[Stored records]

Begin

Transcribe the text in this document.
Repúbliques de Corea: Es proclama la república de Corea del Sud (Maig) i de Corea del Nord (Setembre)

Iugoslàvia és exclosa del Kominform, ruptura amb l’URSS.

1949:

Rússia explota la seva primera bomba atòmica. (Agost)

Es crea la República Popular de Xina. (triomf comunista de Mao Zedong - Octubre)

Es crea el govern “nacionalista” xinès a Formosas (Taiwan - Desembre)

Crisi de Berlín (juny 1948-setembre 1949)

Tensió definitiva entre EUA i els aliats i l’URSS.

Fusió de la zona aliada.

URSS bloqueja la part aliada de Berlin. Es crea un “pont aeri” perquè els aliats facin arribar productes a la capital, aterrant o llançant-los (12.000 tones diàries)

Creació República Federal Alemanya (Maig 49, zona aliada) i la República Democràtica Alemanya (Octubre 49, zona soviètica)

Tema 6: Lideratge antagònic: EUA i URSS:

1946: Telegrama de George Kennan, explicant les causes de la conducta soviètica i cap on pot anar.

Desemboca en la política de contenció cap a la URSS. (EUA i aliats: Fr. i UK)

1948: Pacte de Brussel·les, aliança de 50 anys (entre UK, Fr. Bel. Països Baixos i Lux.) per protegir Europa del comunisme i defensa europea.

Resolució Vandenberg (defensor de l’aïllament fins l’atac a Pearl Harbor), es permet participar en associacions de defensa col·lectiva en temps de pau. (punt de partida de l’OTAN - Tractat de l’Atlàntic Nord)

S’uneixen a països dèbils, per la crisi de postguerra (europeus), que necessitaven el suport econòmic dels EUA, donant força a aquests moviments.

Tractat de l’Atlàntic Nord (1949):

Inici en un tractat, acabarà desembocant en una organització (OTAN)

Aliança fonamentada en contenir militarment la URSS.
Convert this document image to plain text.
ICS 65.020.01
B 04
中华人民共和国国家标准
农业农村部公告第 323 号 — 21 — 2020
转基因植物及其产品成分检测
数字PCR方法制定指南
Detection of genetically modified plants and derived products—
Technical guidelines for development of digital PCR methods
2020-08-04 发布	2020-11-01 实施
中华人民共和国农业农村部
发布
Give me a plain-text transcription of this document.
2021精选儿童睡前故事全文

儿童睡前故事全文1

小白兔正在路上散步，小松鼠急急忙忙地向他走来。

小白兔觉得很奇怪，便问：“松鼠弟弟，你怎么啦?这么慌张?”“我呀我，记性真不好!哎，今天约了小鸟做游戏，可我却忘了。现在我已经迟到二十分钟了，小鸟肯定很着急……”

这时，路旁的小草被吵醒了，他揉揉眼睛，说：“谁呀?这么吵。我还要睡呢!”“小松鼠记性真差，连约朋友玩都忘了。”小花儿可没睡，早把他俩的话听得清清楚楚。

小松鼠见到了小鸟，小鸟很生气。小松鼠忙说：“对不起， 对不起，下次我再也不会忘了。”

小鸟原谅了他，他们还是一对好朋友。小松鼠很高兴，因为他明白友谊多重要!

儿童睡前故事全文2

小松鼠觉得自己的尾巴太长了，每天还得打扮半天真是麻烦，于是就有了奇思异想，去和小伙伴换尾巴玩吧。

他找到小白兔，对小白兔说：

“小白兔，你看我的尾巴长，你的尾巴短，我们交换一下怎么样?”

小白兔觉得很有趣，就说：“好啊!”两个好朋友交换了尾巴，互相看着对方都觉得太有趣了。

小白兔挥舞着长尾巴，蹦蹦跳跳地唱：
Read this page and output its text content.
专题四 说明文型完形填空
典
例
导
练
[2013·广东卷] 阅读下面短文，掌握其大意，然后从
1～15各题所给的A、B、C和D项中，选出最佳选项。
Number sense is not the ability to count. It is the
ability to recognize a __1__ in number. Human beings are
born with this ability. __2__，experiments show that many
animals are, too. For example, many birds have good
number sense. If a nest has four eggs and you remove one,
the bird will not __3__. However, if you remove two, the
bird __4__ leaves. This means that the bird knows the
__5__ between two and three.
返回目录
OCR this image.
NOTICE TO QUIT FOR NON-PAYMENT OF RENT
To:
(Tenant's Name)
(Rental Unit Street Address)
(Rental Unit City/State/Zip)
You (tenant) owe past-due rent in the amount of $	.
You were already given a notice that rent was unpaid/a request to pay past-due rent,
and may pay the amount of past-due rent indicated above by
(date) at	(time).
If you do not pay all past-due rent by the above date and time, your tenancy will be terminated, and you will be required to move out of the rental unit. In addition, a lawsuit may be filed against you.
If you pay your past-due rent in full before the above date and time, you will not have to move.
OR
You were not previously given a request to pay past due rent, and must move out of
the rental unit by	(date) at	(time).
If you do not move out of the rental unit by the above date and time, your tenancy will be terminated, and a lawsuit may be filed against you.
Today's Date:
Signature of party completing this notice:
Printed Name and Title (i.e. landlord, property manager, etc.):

End

▶ _AIM OF THE EXERCISE_
Check each line of the data above for the word "plain" and say how many lines have it. Give the number alone.

▶ _TASK OUTPUT_
2